──────── EXTRACTED RECORDS ────────

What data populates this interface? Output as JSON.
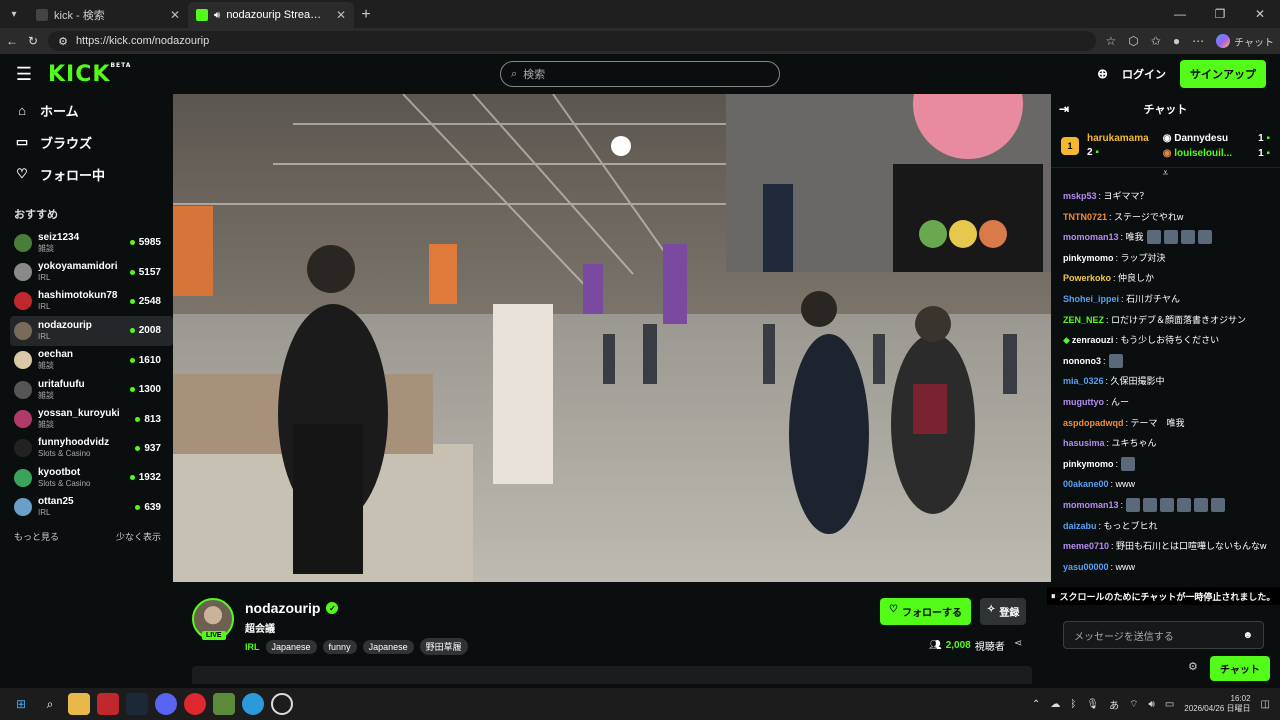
{
  "browser": {
    "tabs": [
      {
        "title": "kick - 検索",
        "active": false
      },
      {
        "title": "nodazourip Stream - Watch Live on Kick",
        "active": true
      }
    ],
    "url": "https://kick.com/nodazourip",
    "copilot_label": "チャット"
  },
  "nav": {
    "logo": "KICK",
    "logo_badge": "BETA",
    "search_placeholder": "検索",
    "login": "ログイン",
    "signup": "サインアップ"
  },
  "sidebar": {
    "nav": [
      {
        "label": "ホーム",
        "icon": "home-icon"
      },
      {
        "label": "ブラウズ",
        "icon": "browse-icon"
      },
      {
        "label": "フォロー中",
        "icon": "heart-icon"
      }
    ],
    "recommended_title": "おすすめ",
    "channels": [
      {
        "name": "seiz1234",
        "category": "雑談",
        "viewers": "5985",
        "color": "#4a7c3a"
      },
      {
        "name": "yokoyamamidori",
        "category": "IRL",
        "viewers": "5157",
        "color": "#8a8a8a"
      },
      {
        "name": "hashimotokun78",
        "category": "IRL",
        "viewers": "2548",
        "color": "#c0282e"
      },
      {
        "name": "nodazourip",
        "category": "IRL",
        "viewers": "2008",
        "color": "#7a6a5a"
      },
      {
        "name": "oechan",
        "category": "雑談",
        "viewers": "1610",
        "color": "#d9c9a8"
      },
      {
        "name": "uritafuufu",
        "category": "雑談",
        "viewers": "1300",
        "color": "#555555"
      },
      {
        "name": "yossan_kuroyuki",
        "category": "雑談",
        "viewers": "813",
        "color": "#b03a6a"
      },
      {
        "name": "funnyhoodvidz",
        "category": "Slots & Casino",
        "viewers": "937",
        "color": "#222222"
      },
      {
        "name": "kyootbot",
        "category": "Slots & Casino",
        "viewers": "1932",
        "color": "#3aa55a"
      },
      {
        "name": "ottan25",
        "category": "IRL",
        "viewers": "639",
        "color": "#6aa0c8"
      }
    ],
    "show_more": "もっと見る",
    "show_less": "少なく表示"
  },
  "stream": {
    "name": "nodazourip",
    "title": "超会議",
    "live_badge": "LIVE",
    "category": "IRL",
    "tags": [
      "Japanese",
      "funny",
      "Japanese",
      "野田草履"
    ],
    "follow_label": "フォローする",
    "subscribe_label": "登録",
    "viewer_count": "2,008",
    "viewer_label": "視聴者"
  },
  "chat": {
    "title": "チャット",
    "top_gifters": [
      {
        "name": "harukamama",
        "count": "2"
      },
      {
        "name": "Dannydesu",
        "count": "1"
      },
      {
        "name": "louiselouil...",
        "count": "1"
      }
    ],
    "messages": [
      {
        "user": "mskp53",
        "text": ": ヨギママ？",
        "color": "#b48cf2",
        "emotes": 0
      },
      {
        "user": "TNTN0721",
        "text": ": ステージでやれw",
        "color": "#f28c3c",
        "emotes": 0
      },
      {
        "user": "momoman13",
        "text": ": 唯我",
        "color": "#b48cf2",
        "emotes": 4
      },
      {
        "user": "pinkymomo",
        "text": ": ラップ対決",
        "color": "#ffffff",
        "emotes": 0
      },
      {
        "user": "Powerkoko",
        "text": ": 仲良しか",
        "color": "#f2c94c",
        "emotes": 0
      },
      {
        "user": "Shohei_ippei",
        "text": ": 石川ガチヤん",
        "color": "#5aa0f2",
        "emotes": 0
      },
      {
        "user": "ZEN_NEZ",
        "text": ": ロだけデブ＆顔面落書きオジサン",
        "color": "#53fc18",
        "emotes": 0
      },
      {
        "user": "zenraouzi",
        "text": ": もう少しお待ちください",
        "color": "#ffffff",
        "emotes": 0
      },
      {
        "user": "nonono3",
        "text": ":",
        "color": "#ffffff",
        "emotes": 1
      },
      {
        "user": "mia_0326",
        "text": ": 久保田撮影中",
        "color": "#5aa0f2",
        "emotes": 0
      },
      {
        "user": "muguttyo",
        "text": ": んー",
        "color": "#b48cf2",
        "emotes": 0
      },
      {
        "user": "aspdopadwqd",
        "text": ": テーマ　唯我",
        "color": "#f28c3c",
        "emotes": 0
      },
      {
        "user": "hasusima",
        "text": ": ユキちゃん",
        "color": "#b48cf2",
        "emotes": 0
      },
      {
        "user": "pinkymomo",
        "text": ":",
        "color": "#ffffff",
        "emotes": 1
      },
      {
        "user": "00akane00",
        "text": ": www",
        "color": "#5aa0f2",
        "emotes": 0
      },
      {
        "user": "momoman13",
        "text": ":",
        "color": "#b48cf2",
        "emotes": 6
      },
      {
        "user": "daizabu",
        "text": ": もっとブヒれ",
        "color": "#5aa0f2",
        "emotes": 0
      },
      {
        "user": "meme0710",
        "text": ": 野田も石川とは口喧嘩しないもんなw",
        "color": "#b48cf2",
        "emotes": 0
      },
      {
        "user": "yasu00000",
        "text": ": www",
        "color": "#5aa0f2",
        "emotes": 0
      }
    ],
    "paused_notice": "スクロールのためにチャットが一時停止されました。",
    "input_placeholder": "メッセージを送信する",
    "send_label": "チャット"
  },
  "taskbar": {
    "time": "16:02",
    "date": "2026/04/26 日曜日",
    "ime": "あ"
  }
}
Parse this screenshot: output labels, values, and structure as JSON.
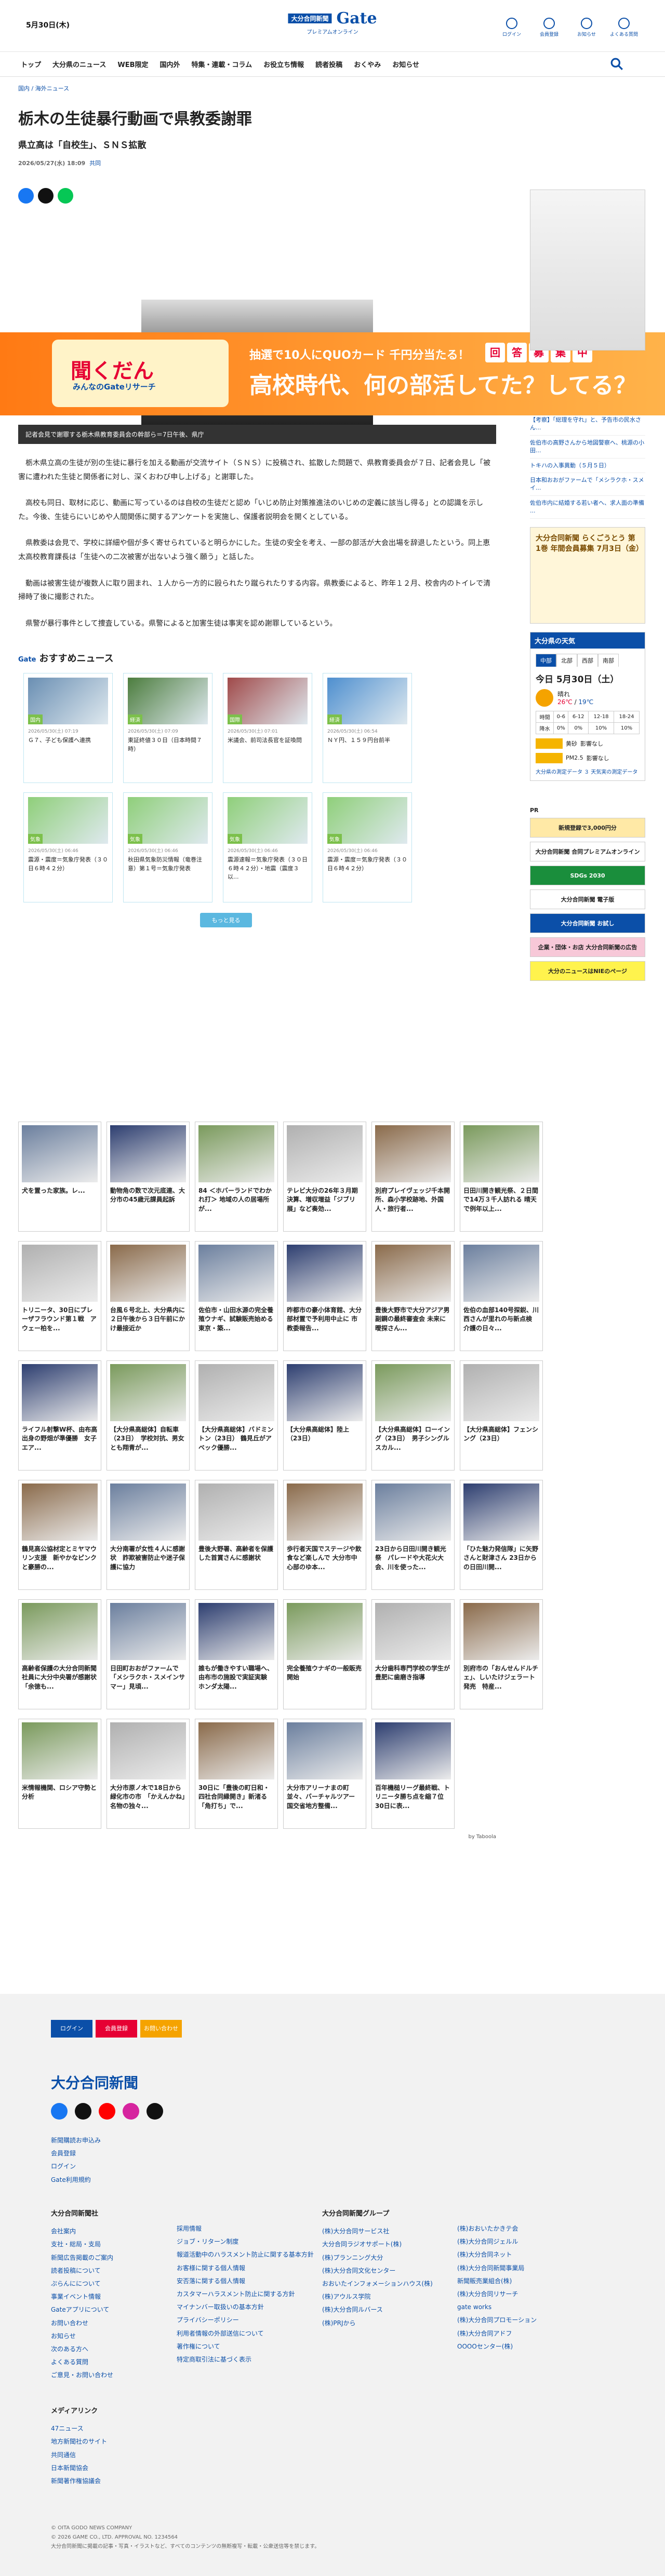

────────

▸ **DESCRIPTION OF THE TASK**
Transcribe the records word for word and include no pictures.

▸ **RESULT**
What data populates this interface? Output as JSON.
{
  "browser": {
    "tabs": [
      {
        "title": "kick - 検索",
        "active": false
      },
      {
        "title": "nodazourip Stream - Watch Live on Kick",
        "active": true
      }
    ],
    "url": "https://kick.com/nodazourip",
    "copilot_label": "チャット"
  },
  "nav": {
    "logo": "KICK",
    "logo_badge": "BETA",
    "search_placeholder": "検索",
    "login": "ログイン",
    "signup": "サインアップ"
  },
  "sidebar": {
    "nav": [
      {
        "label": "ホーム",
        "icon": "home-icon"
      },
      {
        "label": "ブラウズ",
        "icon": "browse-icon"
      },
      {
        "label": "フォロー中",
        "icon": "heart-icon"
      }
    ],
    "recommended_title": "おすすめ",
    "channels": [
      {
        "name": "seiz1234",
        "category": "雑談",
        "viewers": "5985",
        "color": "#4a7c3a"
      },
      {
        "name": "yokoyamamidori",
        "category": "IRL",
        "viewers": "5157",
        "color": "#8a8a8a"
      },
      {
        "name": "hashimotokun78",
        "category": "IRL",
        "viewers": "2548",
        "color": "#c0282e"
      },
      {
        "name": "nodazourip",
        "category": "IRL",
        "viewers": "2008",
        "color": "#7a6a5a"
      },
      {
        "name": "oechan",
        "category": "雑談",
        "viewers": "1610",
        "color": "#d9c9a8"
      },
      {
        "name": "uritafuufu",
        "category": "雑談",
        "viewers": "1300",
        "color": "#555555"
      },
      {
        "name": "yossan_kuroyuki",
        "category": "雑談",
        "viewers": "813",
        "color": "#b03a6a"
      },
      {
        "name": "funnyhoodvidz",
        "category": "Slots & Casino",
        "viewers": "937",
        "color": "#222222"
      },
      {
        "name": "kyootbot",
        "category": "Slots & Casino",
        "viewers": "1932",
        "color": "#3aa55a"
      },
      {
        "name": "ottan25",
        "category": "IRL",
        "viewers": "639",
        "color": "#6aa0c8"
      }
    ],
    "show_more": "もっと見る",
    "show_less": "少なく表示"
  },
  "stream": {
    "name": "nodazourip",
    "title": "超会議",
    "live_badge": "LIVE",
    "category": "IRL",
    "tags": [
      "Japanese",
      "funny",
      "Japanese",
      "野田草履"
    ],
    "follow_label": "フォローする",
    "subscribe_label": "登録",
    "viewer_count": "2,008",
    "viewer_label": "視聴者"
  },
  "chat": {
    "title": "チャット",
    "top_gifters": [
      {
        "name": "harukamama",
        "count": "2"
      },
      {
        "name": "Dannydesu",
        "count": "1"
      },
      {
        "name": "louiselouil...",
        "count": "1"
      }
    ],
    "messages": [
      {
        "user": "mskp53",
        "text": ": ヨギママ？",
        "color": "#b48cf2",
        "emotes": 0
      },
      {
        "user": "TNTN0721",
        "text": ": ステージでやれw",
        "color": "#f28c3c",
        "emotes": 0
      },
      {
        "user": "momoman13",
        "text": ": 唯我",
        "color": "#b48cf2",
        "emotes": 4
      },
      {
        "user": "pinkymomo",
        "text": ": ラップ対決",
        "color": "#ffffff",
        "emotes": 0
      },
      {
        "user": "Powerkoko",
        "text": ": 仲良しか",
        "color": "#f2c94c",
        "emotes": 0
      },
      {
        "user": "Shohei_ippei",
        "text": ": 石川ガチヤん",
        "color": "#5aa0f2",
        "emotes": 0
      },
      {
        "user": "ZEN_NEZ",
        "text": ": ロだけデブ＆顔面落書きオジサン",
        "color": "#53fc18",
        "emotes": 0
      },
      {
        "user": "zenraouzi",
        "text": ": もう少しお待ちください",
        "color": "#ffffff",
        "emotes": 0
      },
      {
        "user": "nonono3",
        "text": ":",
        "color": "#ffffff",
        "emotes": 1
      },
      {
        "user": "mia_0326",
        "text": ": 久保田撮影中",
        "color": "#5aa0f2",
        "emotes": 0
      },
      {
        "user": "muguttyo",
        "text": ": んー",
        "color": "#b48cf2",
        "emotes": 0
      },
      {
        "user": "aspdopadwqd",
        "text": ": テーマ　唯我",
        "color": "#f28c3c",
        "emotes": 0
      },
      {
        "user": "hasusima",
        "text": ": ユキちゃん",
        "color": "#b48cf2",
        "emotes": 0
      },
      {
        "user": "pinkymomo",
        "text": ":",
        "color": "#ffffff",
        "emotes": 1
      },
      {
        "user": "00akane00",
        "text": ": www",
        "color": "#5aa0f2",
        "emotes": 0
      },
      {
        "user": "momoman13",
        "text": ":",
        "color": "#b48cf2",
        "emotes": 6
      },
      {
        "user": "daizabu",
        "text": ": もっとブヒれ",
        "color": "#5aa0f2",
        "emotes": 0
      },
      {
        "user": "meme0710",
        "text": ": 野田も石川とは口喧嘩しないもんなw",
        "color": "#b48cf2",
        "emotes": 0
      },
      {
        "user": "yasu00000",
        "text": ": www",
        "color": "#5aa0f2",
        "emotes": 0
      }
    ],
    "paused_notice": "スクロールのためにチャットが一時停止されました。",
    "input_placeholder": "メッセージを送信する",
    "send_label": "チャット"
  },
  "taskbar": {
    "time": "16:02",
    "date": "2026/04/26 日曜日",
    "ime": "あ"
  }
}
Parse this screenshot: output labels, values, and structure as JSON.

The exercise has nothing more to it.